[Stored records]
________
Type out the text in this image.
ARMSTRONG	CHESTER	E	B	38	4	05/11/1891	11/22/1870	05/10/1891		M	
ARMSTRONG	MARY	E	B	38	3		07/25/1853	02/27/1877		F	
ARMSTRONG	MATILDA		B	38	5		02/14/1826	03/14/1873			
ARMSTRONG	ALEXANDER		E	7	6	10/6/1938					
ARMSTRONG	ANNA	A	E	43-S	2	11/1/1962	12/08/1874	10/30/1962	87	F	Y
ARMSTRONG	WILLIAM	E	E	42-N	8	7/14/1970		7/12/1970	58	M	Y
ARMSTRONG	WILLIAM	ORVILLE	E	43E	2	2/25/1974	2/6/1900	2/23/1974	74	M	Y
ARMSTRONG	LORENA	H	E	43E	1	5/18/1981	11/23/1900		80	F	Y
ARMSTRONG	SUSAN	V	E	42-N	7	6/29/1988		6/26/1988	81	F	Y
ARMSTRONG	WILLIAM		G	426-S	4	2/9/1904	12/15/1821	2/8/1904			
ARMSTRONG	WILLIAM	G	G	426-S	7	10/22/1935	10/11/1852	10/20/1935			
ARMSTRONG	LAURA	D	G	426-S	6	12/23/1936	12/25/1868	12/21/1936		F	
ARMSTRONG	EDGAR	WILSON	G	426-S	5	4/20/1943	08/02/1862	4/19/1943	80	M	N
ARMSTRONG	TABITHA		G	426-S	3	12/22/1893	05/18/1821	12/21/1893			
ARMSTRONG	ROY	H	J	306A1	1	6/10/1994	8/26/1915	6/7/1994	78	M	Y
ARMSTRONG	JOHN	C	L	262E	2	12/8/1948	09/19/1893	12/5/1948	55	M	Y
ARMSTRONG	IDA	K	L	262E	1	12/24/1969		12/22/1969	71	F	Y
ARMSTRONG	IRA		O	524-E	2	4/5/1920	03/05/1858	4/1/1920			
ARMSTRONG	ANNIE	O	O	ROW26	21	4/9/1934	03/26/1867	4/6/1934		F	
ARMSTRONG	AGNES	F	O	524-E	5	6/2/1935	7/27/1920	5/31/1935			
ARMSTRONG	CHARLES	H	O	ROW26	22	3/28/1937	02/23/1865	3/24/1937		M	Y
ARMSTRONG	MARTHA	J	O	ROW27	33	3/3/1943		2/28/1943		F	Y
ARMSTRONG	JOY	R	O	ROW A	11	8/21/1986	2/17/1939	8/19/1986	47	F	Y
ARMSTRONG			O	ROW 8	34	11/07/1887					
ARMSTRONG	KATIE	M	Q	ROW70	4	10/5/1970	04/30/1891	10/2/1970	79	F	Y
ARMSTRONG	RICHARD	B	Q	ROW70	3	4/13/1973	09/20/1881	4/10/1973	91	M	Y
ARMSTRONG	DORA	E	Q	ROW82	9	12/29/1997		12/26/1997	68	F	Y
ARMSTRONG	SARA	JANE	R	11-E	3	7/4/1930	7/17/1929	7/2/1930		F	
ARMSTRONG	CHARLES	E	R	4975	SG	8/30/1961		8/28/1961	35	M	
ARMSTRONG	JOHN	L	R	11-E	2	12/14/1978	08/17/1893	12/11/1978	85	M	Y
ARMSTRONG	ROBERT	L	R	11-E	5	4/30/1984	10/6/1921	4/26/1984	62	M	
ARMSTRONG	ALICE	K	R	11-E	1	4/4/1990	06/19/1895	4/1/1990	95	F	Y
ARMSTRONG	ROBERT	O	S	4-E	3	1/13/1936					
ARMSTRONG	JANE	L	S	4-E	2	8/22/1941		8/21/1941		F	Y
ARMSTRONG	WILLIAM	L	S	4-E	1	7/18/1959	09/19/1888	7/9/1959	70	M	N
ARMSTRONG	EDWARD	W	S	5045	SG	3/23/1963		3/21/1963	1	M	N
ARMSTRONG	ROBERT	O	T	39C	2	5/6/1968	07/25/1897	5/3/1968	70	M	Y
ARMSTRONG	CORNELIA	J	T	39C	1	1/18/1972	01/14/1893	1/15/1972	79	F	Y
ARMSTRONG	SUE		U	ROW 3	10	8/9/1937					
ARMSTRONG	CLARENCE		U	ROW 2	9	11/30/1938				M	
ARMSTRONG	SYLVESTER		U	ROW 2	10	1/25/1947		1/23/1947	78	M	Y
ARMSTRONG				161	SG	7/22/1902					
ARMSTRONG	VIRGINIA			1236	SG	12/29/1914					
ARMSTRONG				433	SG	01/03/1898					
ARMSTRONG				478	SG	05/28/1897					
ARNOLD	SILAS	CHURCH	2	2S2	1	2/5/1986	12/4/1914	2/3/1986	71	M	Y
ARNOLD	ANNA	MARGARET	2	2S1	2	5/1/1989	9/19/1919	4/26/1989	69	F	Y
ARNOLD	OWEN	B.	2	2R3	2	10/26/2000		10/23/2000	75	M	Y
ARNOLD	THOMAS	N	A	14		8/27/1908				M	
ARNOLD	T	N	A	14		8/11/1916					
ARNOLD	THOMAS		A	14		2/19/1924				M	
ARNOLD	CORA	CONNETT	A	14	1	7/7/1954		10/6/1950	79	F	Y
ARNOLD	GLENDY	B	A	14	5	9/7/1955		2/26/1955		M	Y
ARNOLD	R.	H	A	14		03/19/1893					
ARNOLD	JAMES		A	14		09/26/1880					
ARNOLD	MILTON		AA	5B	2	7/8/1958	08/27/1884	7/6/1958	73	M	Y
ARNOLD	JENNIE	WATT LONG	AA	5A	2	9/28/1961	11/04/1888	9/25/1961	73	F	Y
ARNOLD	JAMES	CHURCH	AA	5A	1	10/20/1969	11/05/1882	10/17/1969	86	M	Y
________
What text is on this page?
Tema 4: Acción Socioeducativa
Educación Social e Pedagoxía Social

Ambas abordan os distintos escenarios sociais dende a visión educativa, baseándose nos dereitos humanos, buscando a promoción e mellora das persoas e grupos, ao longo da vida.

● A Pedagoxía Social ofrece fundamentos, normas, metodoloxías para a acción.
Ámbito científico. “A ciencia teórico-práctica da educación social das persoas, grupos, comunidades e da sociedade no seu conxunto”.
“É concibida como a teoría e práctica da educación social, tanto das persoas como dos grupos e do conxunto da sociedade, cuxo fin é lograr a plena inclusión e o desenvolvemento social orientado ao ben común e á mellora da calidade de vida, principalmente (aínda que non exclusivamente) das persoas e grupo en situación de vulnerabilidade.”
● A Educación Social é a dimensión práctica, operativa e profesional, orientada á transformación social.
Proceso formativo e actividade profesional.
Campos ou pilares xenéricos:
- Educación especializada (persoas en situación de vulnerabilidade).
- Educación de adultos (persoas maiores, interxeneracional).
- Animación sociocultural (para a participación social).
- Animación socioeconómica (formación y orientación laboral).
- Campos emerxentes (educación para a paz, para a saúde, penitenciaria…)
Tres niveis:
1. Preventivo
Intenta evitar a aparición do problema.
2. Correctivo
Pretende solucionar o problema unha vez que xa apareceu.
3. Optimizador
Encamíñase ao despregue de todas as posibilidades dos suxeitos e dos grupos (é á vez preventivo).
________
▶ _Aim of the task_:
Locate all lines that include the word "grupos" and copy them out.

▶ _Task output_:
Ambas abordan os distintos escenarios sociais dende a visión educativa, baseándose nos dereitos humanos, buscando a promoción e mellora das persoas e grupos, ao longo da vida.
Ámbito científico. “A ciencia teórico-práctica da educación social das persoas, grupos, comunidades e da sociedade no seu conxunto”.
“É concibida como a teoría e práctica da educación social, tanto das persoas como dos grupos e do conxunto da sociedade, cuxo fin é lograr a plena inclusión e o desenvolvemento social orientado ao ben común e á mellora da calidade de vida, principalmente (aínda que non exclusivamente) das persoas e grupo en situación de vulnerabilidade.”
Encamíñase ao despregue de todas as posibilidades dos suxeitos e dos grupos (é á vez preventivo).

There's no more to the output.